DATA LISTING →
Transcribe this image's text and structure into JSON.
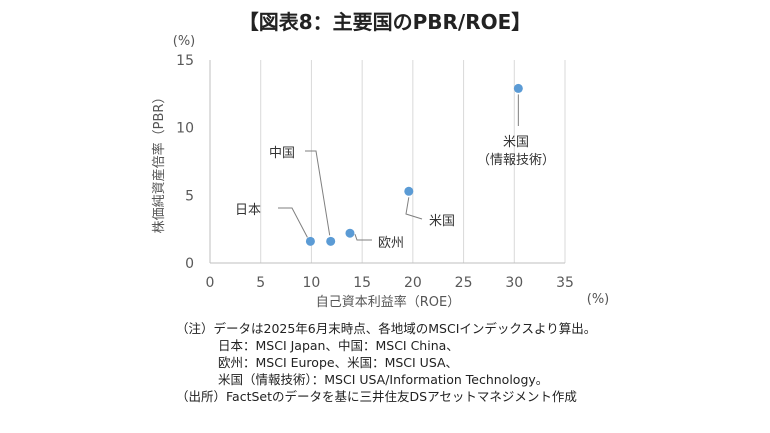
{
  "chart_data": {
    "type": "scatter",
    "title": "【図表8：主要国のPBR/ROE】",
    "xlabel": "自己資本利益率（ROE）",
    "ylabel": "株価純資産倍率（PBR）",
    "x_unit": "(%)",
    "y_unit": "(%)",
    "xlim": [
      0,
      35
    ],
    "ylim": [
      0,
      15
    ],
    "xticks": [
      0,
      5,
      10,
      15,
      20,
      25,
      30,
      35
    ],
    "yticks": [
      0,
      5,
      10,
      15
    ],
    "grid": "vertical",
    "point_color": "#5b9bd5",
    "points": [
      {
        "label": "日本",
        "x": 9.9,
        "y": 1.6
      },
      {
        "label": "中国",
        "x": 11.9,
        "y": 1.6
      },
      {
        "label": "欧州",
        "x": 13.8,
        "y": 2.2
      },
      {
        "label": "米国",
        "x": 19.6,
        "y": 5.3
      },
      {
        "label": "米国\n（情報技術）",
        "x": 30.4,
        "y": 12.9
      }
    ]
  },
  "notes": [
    "（注）データは2025年6月末時点、各地域のMSCIインデックスより算出。",
    "日本：MSCI Japan、中国：MSCI China、",
    "欧州：MSCI Europe、米国：MSCI USA、",
    "米国（情報技術）：MSCI USA/Information Technology。",
    "（出所）FactSetのデータを基に三井住友DSアセットマネジメント作成"
  ]
}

THE REQUEST → Exactly as written, return every line of the listing, but not the pictures.

WRITTEN RESPONSE →
Transcribe this image's text and structure into JSON.
{
  "chart_data": {
    "type": "scatter",
    "title": "【図表8：主要国のPBR/ROE】",
    "xlabel": "自己資本利益率（ROE）",
    "ylabel": "株価純資産倍率（PBR）",
    "x_unit": "(%)",
    "y_unit": "(%)",
    "xlim": [
      0,
      35
    ],
    "ylim": [
      0,
      15
    ],
    "xticks": [
      0,
      5,
      10,
      15,
      20,
      25,
      30,
      35
    ],
    "yticks": [
      0,
      5,
      10,
      15
    ],
    "grid": "vertical",
    "point_color": "#5b9bd5",
    "points": [
      {
        "label": "日本",
        "x": 9.9,
        "y": 1.6
      },
      {
        "label": "中国",
        "x": 11.9,
        "y": 1.6
      },
      {
        "label": "欧州",
        "x": 13.8,
        "y": 2.2
      },
      {
        "label": "米国",
        "x": 19.6,
        "y": 5.3
      },
      {
        "label": "米国\n（情報技術）",
        "x": 30.4,
        "y": 12.9
      }
    ]
  },
  "notes": [
    "（注）データは2025年6月末時点、各地域のMSCIインデックスより算出。",
    "日本：MSCI Japan、中国：MSCI China、",
    "欧州：MSCI Europe、米国：MSCI USA、",
    "米国（情報技術）：MSCI USA/Information Technology。",
    "（出所）FactSetのデータを基に三井住友DSアセットマネジメント作成"
  ]
}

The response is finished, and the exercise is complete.